> [YOUR OBJECTIVE]: Reproduce the records below in full and without edits, omitting images.

(A block of data)
* START *
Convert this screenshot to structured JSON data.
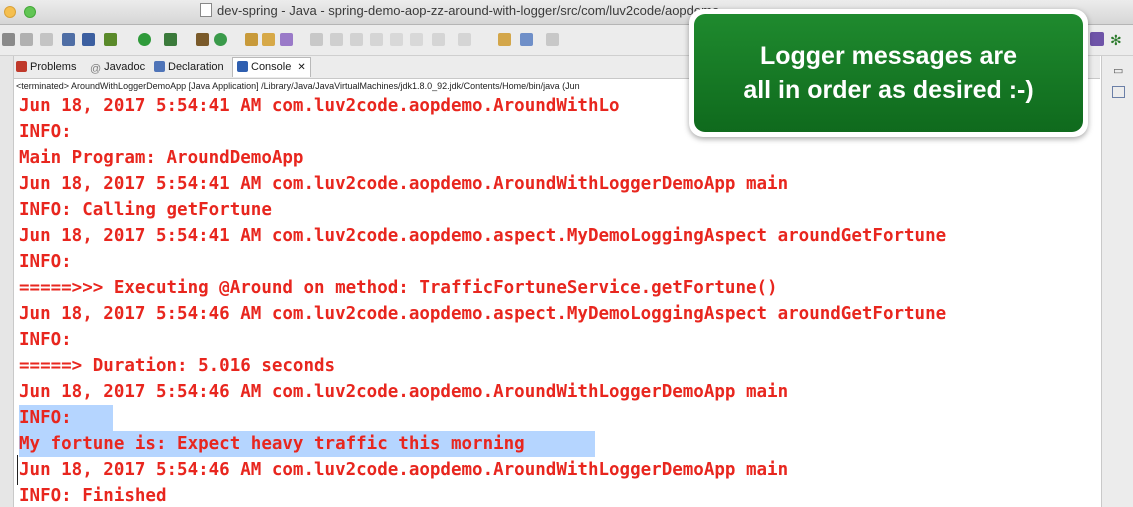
{
  "window": {
    "title": "dev-spring - Java - spring-demo-aop-zz-around-with-logger/src/com/luv2code/aopdemo"
  },
  "tabs": [
    {
      "label": "Problems",
      "icon": "problems-icon",
      "color": "#c0392b"
    },
    {
      "label": "Javadoc",
      "icon": "at-icon",
      "color": "#7f7f7f"
    },
    {
      "label": "Declaration",
      "icon": "declaration-icon",
      "color": "#4f74b8"
    },
    {
      "label": "Console",
      "icon": "console-icon",
      "color": "#2f5fb0",
      "active": true
    }
  ],
  "console": {
    "status": "<terminated> AroundWithLoggerDemoApp [Java Application] /Library/Java/JavaVirtualMachines/jdk1.8.0_92.jdk/Contents/Home/bin/java (Jun",
    "lines": [
      "Jun 18, 2017 5:54:41 AM com.luv2code.aopdemo.AroundWithLo",
      "INFO:",
      "Main Program: AroundDemoApp",
      "Jun 18, 2017 5:54:41 AM com.luv2code.aopdemo.AroundWithLoggerDemoApp main",
      "INFO: Calling getFortune",
      "Jun 18, 2017 5:54:41 AM com.luv2code.aopdemo.aspect.MyDemoLoggingAspect aroundGetFortune",
      "INFO:",
      "=====>>> Executing @Around on method: TrafficFortuneService.getFortune()",
      "Jun 18, 2017 5:54:46 AM com.luv2code.aopdemo.aspect.MyDemoLoggingAspect aroundGetFortune",
      "INFO:",
      "=====> Duration: 5.016 seconds",
      "Jun 18, 2017 5:54:46 AM com.luv2code.aopdemo.AroundWithLoggerDemoApp main",
      "INFO:",
      "My fortune is: Expect heavy traffic this morning",
      "Jun 18, 2017 5:54:46 AM com.luv2code.aopdemo.AroundWithLoggerDemoApp main",
      "INFO: Finished"
    ],
    "text_color": "#e8261e",
    "selection_color": "#b5d5ff"
  },
  "callout": {
    "line1": "Logger messages are",
    "line2": "all in order as desired :-)",
    "color": "#17792a"
  }
}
* END *
> [CORRECT ANSWER]:
Convert this screenshot to structured JSON data.
{
  "window": {
    "title": "dev-spring - Java - spring-demo-aop-zz-around-with-logger/src/com/luv2code/aopdemo"
  },
  "tabs": [
    {
      "label": "Problems",
      "icon": "problems-icon",
      "color": "#c0392b"
    },
    {
      "label": "Javadoc",
      "icon": "at-icon",
      "color": "#7f7f7f"
    },
    {
      "label": "Declaration",
      "icon": "declaration-icon",
      "color": "#4f74b8"
    },
    {
      "label": "Console",
      "icon": "console-icon",
      "color": "#2f5fb0",
      "active": true
    }
  ],
  "console": {
    "status": "<terminated> AroundWithLoggerDemoApp [Java Application] /Library/Java/JavaVirtualMachines/jdk1.8.0_92.jdk/Contents/Home/bin/java (Jun",
    "lines": [
      "Jun 18, 2017 5:54:41 AM com.luv2code.aopdemo.AroundWithLo",
      "INFO:",
      "Main Program: AroundDemoApp",
      "Jun 18, 2017 5:54:41 AM com.luv2code.aopdemo.AroundWithLoggerDemoApp main",
      "INFO: Calling getFortune",
      "Jun 18, 2017 5:54:41 AM com.luv2code.aopdemo.aspect.MyDemoLoggingAspect aroundGetFortune",
      "INFO:",
      "=====>>> Executing @Around on method: TrafficFortuneService.getFortune()",
      "Jun 18, 2017 5:54:46 AM com.luv2code.aopdemo.aspect.MyDemoLoggingAspect aroundGetFortune",
      "INFO:",
      "=====> Duration: 5.016 seconds",
      "Jun 18, 2017 5:54:46 AM com.luv2code.aopdemo.AroundWithLoggerDemoApp main",
      "INFO:",
      "My fortune is: Expect heavy traffic this morning",
      "Jun 18, 2017 5:54:46 AM com.luv2code.aopdemo.AroundWithLoggerDemoApp main",
      "INFO: Finished"
    ],
    "text_color": "#e8261e",
    "selection_color": "#b5d5ff"
  },
  "callout": {
    "line1": "Logger messages are",
    "line2": "all in order as desired :-)",
    "color": "#17792a"
  }
}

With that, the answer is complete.